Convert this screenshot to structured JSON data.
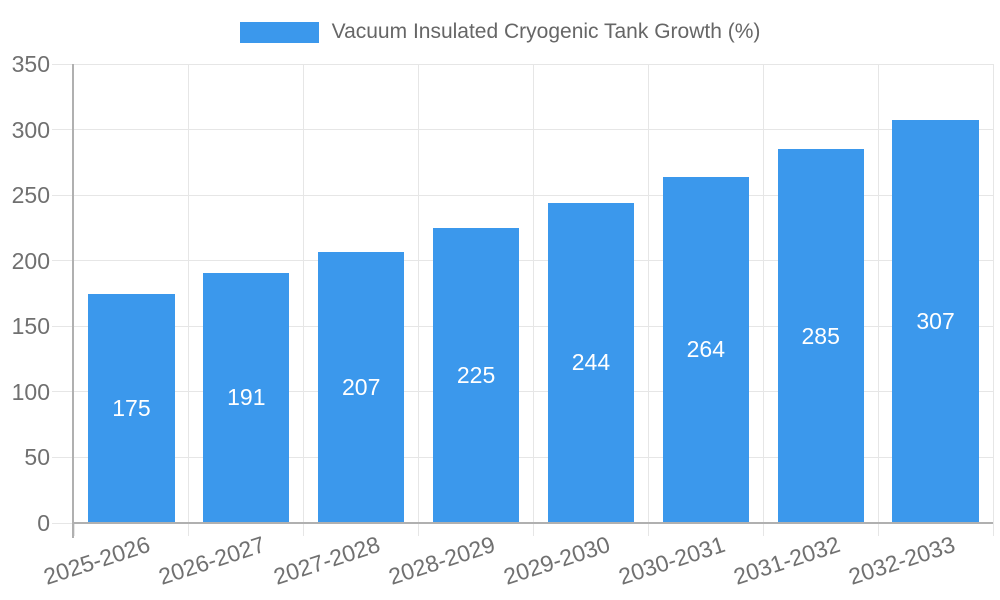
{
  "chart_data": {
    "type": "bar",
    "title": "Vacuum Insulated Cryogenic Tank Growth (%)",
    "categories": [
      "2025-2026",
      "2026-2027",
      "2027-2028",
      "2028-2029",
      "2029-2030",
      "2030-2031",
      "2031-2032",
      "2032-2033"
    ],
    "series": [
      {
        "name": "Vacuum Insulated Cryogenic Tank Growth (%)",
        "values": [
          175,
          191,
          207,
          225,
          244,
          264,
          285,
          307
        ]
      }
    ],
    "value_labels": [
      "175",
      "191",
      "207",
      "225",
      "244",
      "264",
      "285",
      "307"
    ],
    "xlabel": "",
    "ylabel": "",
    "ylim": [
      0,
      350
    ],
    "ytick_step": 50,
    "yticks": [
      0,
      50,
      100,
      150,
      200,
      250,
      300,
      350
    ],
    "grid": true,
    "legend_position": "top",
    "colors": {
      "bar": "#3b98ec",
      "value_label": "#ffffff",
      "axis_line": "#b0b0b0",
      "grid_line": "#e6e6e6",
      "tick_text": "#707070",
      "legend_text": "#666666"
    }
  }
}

Brief => Give nothing but the number of lines containing the string "Vacuum".

Solution to this exercise => 2